◆ Task statement
Quote the listing below in its entirety.

◆ Supplied records
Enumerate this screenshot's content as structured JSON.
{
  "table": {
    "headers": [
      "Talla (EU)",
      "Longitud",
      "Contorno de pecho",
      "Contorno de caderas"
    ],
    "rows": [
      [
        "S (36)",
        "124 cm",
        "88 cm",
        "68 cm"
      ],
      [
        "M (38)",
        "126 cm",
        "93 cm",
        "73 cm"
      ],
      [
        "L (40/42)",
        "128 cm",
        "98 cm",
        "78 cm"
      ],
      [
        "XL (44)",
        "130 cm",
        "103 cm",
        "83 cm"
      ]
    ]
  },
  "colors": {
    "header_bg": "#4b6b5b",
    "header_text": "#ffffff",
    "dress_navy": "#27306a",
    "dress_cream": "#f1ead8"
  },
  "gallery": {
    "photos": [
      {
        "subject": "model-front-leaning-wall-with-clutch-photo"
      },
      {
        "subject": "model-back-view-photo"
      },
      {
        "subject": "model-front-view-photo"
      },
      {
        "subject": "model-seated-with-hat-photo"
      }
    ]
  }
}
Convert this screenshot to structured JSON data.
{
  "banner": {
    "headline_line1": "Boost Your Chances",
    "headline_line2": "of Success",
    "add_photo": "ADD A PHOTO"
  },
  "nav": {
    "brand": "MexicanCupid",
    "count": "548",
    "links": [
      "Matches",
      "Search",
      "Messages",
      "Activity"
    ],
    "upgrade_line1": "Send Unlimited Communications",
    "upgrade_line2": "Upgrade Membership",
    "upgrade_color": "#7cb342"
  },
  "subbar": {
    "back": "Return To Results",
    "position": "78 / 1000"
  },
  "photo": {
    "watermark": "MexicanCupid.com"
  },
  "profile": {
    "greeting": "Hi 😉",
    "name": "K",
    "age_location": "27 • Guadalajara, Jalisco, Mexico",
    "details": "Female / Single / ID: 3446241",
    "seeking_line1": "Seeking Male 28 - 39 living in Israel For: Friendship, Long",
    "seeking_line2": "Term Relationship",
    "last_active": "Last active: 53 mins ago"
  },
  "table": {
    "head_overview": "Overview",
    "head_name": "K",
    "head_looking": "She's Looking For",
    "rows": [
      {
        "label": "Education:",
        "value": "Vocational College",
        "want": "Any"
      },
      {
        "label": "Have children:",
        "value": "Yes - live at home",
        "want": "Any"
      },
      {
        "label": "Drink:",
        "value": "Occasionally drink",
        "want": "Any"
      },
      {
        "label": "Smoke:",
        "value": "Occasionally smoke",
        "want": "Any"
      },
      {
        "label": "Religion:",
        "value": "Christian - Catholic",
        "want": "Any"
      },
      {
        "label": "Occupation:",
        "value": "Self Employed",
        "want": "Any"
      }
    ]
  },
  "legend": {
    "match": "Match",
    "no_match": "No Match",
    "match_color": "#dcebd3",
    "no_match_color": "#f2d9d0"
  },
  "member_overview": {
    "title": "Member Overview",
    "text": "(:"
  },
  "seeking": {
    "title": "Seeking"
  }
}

◆ Completed exercise
Enumerate this screenshot's content as structured JSON.
{
  "table": {
    "headers": [
      "Talla (EU)",
      "Longitud",
      "Contorno de pecho",
      "Contorno de caderas"
    ],
    "rows": [
      [
        "S (36)",
        "124 cm",
        "88 cm",
        "68 cm"
      ],
      [
        "M (38)",
        "126 cm",
        "93 cm",
        "73 cm"
      ],
      [
        "L (40/42)",
        "128 cm",
        "98 cm",
        "78 cm"
      ],
      [
        "XL (44)",
        "130 cm",
        "103 cm",
        "83 cm"
      ]
    ]
  },
  "colors": {
    "header_bg": "#4b6b5b",
    "header_text": "#ffffff",
    "dress_navy": "#27306a",
    "dress_cream": "#f1ead8"
  },
  "gallery": {
    "photos": [
      {
        "subject": "model-front-leaning-wall-with-clutch-photo"
      },
      {
        "subject": "model-back-view-photo"
      },
      {
        "subject": "model-front-view-photo"
      },
      {
        "subject": "model-seated-with-hat-photo"
      }
    ]
  }
}
Convert this screenshot to structured JSON data.
{
  "banner": {
    "headline_line1": "Boost Your Chances",
    "headline_line2": "of Success",
    "add_photo": "ADD A PHOTO"
  },
  "nav": {
    "brand": "MexicanCupid",
    "count": "548",
    "links": [
      "Matches",
      "Search",
      "Messages",
      "Activity"
    ],
    "upgrade_line1": "Send Unlimited Communications",
    "upgrade_line2": "Upgrade Membership",
    "upgrade_color": "#7cb342"
  },
  "subbar": {
    "back": "Return To Results",
    "position": "78 / 1000"
  },
  "photo": {
    "watermark": "MexicanCupid.com"
  },
  "profile": {
    "greeting": "Hi 😉",
    "name": "K",
    "age_location": "27 • Guadalajara, Jalisco, Mexico",
    "details": "Female / Single / ID: 3446241",
    "seeking_line1": "Seeking Male 28 - 39 living in Israel For: Friendship, Long",
    "seeking_line2": "Term Relationship",
    "last_active": "Last active: 53 mins ago"
  },
  "table": {
    "head_overview": "Overview",
    "head_name": "K",
    "head_looking": "She's Looking For",
    "rows": [
      {
        "label": "Education:",
        "value": "Vocational College",
        "want": "Any"
      },
      {
        "label": "Have children:",
        "value": "Yes - live at home",
        "want": "Any"
      },
      {
        "label": "Drink:",
        "value": "Occasionally drink",
        "want": "Any"
      },
      {
        "label": "Smoke:",
        "value": "Occasionally smoke",
        "want": "Any"
      },
      {
        "label": "Religion:",
        "value": "Christian - Catholic",
        "want": "Any"
      },
      {
        "label": "Occupation:",
        "value": "Self Employed",
        "want": "Any"
      }
    ]
  },
  "legend": {
    "match": "Match",
    "no_match": "No Match",
    "match_color": "#dcebd3",
    "no_match_color": "#f2d9d0"
  },
  "member_overview": {
    "title": "Member Overview",
    "text": "(:"
  },
  "seeking": {
    "title": "Seeking"
  }
}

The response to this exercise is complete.